Copy out all the records, word for word.

[Data entries]

____________

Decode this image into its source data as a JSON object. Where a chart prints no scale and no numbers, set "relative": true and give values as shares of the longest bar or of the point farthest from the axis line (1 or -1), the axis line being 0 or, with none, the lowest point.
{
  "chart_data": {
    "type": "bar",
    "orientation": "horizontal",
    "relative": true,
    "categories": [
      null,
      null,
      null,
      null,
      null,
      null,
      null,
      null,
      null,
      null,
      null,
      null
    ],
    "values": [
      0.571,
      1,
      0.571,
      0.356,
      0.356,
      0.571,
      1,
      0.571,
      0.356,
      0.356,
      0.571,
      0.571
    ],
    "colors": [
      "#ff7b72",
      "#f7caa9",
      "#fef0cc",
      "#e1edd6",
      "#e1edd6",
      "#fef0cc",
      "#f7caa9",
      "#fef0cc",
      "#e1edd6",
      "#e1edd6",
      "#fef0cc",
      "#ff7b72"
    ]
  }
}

____________

Written answer:
Decode this image into its source data as a JSON object. Where a chart prints no scale and no numbers, set "relative": true and give values as shares of the longest bar or of the point farthest from the axis line (1 or -1), the axis line being 0 or, with none, the lowest point.
{
  "chart_data": {
    "type": "bar",
    "orientation": "horizontal",
    "relative": true,
    "categories": [
      null,
      null,
      null,
      null,
      null,
      null,
      null,
      null,
      null,
      null,
      null,
      null
    ],
    "values": [
      0.571,
      1,
      0.571,
      0.356,
      0.356,
      0.571,
      1,
      0.571,
      0.356,
      0.356,
      0.571,
      0.571
    ],
    "colors": [
      "#ff7b72",
      "#f7caa9",
      "#fef0cc",
      "#e1edd6",
      "#e1edd6",
      "#fef0cc",
      "#f7caa9",
      "#fef0cc",
      "#e1edd6",
      "#e1edd6",
      "#fef0cc",
      "#ff7b72"
    ]
  }
}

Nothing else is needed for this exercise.